:: Data records ::

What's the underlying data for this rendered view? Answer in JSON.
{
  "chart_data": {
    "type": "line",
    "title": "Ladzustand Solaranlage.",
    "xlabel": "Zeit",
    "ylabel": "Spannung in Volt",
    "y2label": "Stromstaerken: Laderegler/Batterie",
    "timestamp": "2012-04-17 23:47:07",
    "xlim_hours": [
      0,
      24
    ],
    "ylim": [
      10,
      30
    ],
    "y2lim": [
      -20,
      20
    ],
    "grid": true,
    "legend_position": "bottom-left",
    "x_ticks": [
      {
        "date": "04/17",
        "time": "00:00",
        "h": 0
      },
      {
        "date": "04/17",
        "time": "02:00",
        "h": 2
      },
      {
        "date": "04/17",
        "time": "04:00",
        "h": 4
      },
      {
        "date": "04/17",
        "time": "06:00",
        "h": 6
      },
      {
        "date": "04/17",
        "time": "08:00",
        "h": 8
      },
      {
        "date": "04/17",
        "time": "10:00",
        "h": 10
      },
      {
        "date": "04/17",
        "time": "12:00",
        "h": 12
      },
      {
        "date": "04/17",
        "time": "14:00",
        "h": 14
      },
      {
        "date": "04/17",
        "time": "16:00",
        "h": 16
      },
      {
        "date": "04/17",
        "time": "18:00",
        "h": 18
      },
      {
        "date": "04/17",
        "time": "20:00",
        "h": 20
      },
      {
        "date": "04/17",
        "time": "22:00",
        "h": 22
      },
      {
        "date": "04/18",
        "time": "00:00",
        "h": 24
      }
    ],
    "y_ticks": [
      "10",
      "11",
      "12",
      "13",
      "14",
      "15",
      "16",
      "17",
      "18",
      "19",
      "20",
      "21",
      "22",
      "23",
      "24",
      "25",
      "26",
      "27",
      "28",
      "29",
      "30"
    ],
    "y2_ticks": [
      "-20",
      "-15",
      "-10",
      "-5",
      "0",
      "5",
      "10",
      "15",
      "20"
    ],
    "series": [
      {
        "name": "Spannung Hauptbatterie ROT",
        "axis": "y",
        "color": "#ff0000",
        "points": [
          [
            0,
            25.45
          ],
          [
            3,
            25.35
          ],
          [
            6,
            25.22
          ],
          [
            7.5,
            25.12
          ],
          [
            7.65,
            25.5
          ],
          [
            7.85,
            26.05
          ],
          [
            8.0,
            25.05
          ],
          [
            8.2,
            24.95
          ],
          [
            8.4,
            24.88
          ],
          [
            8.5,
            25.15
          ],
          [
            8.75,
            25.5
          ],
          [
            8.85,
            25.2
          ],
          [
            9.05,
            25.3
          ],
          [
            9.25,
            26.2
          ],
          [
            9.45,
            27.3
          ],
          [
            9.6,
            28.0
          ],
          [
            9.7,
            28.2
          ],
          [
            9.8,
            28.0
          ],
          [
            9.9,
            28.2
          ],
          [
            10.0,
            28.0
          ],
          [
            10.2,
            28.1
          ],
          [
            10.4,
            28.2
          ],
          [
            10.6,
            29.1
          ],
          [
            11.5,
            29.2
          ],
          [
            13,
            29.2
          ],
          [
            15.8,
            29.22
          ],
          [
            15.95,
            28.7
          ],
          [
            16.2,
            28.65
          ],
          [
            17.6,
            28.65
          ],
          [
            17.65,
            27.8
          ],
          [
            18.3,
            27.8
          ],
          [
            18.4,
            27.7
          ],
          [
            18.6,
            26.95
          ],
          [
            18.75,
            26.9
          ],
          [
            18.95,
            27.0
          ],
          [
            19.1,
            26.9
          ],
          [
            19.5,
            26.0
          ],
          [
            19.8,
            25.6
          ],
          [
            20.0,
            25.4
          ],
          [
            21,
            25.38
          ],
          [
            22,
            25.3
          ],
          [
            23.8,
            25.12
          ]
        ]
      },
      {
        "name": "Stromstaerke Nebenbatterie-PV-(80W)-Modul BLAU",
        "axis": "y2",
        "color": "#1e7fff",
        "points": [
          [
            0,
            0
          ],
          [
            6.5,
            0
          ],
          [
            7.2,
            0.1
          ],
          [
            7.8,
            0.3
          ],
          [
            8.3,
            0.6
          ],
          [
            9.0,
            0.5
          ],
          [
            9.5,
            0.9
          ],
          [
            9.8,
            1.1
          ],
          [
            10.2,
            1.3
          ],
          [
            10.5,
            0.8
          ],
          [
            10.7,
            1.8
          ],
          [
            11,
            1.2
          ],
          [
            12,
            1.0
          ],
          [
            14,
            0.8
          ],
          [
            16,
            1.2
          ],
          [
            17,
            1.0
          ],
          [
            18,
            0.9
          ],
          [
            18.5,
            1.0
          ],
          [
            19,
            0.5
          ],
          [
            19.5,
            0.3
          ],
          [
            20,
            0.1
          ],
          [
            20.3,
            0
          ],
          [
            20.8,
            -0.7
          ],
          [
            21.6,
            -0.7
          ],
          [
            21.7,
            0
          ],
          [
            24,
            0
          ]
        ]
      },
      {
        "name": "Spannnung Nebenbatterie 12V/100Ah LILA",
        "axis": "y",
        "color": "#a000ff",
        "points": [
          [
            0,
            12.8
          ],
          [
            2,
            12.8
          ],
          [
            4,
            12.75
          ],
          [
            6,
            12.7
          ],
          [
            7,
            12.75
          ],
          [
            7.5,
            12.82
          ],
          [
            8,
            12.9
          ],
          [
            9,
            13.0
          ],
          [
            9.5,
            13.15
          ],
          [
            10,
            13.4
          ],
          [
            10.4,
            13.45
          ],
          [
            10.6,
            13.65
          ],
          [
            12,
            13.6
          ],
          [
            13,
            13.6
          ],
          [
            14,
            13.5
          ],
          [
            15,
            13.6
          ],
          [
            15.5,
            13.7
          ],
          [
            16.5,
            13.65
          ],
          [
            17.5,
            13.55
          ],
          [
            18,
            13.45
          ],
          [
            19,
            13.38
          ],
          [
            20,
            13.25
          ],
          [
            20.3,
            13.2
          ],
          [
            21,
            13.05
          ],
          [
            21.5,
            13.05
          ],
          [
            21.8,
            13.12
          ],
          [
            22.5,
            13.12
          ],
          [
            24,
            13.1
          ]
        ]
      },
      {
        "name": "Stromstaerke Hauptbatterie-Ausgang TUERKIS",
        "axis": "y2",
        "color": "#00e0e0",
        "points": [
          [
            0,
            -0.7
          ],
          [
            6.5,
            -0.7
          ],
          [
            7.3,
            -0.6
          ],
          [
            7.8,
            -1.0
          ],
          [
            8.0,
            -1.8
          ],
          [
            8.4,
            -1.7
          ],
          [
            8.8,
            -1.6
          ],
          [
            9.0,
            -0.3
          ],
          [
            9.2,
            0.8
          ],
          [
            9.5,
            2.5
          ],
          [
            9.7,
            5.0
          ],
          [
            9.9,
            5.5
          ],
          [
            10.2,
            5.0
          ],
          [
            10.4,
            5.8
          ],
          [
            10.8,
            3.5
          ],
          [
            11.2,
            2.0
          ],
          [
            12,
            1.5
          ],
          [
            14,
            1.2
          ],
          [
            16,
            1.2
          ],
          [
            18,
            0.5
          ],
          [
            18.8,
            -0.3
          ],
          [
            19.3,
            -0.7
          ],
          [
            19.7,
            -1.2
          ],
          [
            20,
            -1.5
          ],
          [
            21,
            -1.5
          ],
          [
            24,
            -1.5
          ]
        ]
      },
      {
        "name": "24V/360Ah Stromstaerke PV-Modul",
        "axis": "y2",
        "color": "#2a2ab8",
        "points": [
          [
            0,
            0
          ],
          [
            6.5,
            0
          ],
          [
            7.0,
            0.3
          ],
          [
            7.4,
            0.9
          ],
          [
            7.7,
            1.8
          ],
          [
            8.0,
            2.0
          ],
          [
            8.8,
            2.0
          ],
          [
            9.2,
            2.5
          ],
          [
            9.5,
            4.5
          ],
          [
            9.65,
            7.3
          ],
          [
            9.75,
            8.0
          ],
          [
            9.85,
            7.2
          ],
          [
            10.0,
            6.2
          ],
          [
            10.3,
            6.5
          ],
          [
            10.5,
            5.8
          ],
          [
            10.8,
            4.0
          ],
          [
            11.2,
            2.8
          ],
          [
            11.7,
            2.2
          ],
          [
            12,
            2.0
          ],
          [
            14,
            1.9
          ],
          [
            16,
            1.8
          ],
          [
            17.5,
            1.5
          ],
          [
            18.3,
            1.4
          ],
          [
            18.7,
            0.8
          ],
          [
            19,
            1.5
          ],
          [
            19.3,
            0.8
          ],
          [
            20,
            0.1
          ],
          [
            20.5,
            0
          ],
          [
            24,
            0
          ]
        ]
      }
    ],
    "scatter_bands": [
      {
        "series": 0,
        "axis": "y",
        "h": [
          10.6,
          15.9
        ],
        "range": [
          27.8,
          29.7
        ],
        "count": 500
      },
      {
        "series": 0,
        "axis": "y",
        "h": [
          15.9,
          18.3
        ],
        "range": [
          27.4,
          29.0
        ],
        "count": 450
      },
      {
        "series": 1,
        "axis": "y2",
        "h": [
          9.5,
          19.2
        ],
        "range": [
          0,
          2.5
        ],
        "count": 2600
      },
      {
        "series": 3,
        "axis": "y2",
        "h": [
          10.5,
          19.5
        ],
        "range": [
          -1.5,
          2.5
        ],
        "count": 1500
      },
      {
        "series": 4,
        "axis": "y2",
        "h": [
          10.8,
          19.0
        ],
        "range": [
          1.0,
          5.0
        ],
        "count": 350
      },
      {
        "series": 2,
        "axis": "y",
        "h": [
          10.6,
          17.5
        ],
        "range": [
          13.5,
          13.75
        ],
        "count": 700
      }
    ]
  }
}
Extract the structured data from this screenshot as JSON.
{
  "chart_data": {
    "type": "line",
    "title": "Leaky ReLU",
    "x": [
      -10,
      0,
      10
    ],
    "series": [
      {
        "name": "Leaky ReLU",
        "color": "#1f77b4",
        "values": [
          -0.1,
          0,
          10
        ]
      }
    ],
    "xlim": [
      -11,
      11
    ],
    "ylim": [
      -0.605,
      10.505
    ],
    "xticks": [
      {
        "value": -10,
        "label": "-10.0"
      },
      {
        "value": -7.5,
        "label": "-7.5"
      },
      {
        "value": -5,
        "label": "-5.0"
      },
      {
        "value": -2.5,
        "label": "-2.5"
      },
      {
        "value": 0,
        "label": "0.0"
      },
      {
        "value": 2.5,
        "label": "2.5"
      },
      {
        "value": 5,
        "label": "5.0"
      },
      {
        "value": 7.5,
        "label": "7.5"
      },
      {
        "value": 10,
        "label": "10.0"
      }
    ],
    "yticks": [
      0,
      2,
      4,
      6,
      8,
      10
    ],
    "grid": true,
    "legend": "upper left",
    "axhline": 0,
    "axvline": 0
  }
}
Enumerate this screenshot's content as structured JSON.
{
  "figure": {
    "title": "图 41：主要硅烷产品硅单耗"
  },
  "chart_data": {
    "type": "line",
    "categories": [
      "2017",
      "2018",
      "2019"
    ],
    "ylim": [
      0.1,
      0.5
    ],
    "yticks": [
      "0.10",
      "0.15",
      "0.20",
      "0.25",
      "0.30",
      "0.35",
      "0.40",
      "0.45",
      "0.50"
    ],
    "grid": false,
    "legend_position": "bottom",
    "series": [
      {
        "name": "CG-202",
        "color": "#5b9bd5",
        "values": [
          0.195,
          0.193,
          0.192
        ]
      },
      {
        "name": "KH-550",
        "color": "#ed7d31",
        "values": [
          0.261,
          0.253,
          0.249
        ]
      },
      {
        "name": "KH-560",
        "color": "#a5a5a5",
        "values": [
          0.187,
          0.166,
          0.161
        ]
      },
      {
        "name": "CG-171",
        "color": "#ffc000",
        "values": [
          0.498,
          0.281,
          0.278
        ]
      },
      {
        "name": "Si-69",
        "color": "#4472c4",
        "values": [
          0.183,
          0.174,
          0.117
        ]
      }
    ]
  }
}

:::

▶ Exercise
Gather from the entries above all lines that include the string "left".

▶ Full response
    "legend_position": "bottom-left",
    "legend": "upper left",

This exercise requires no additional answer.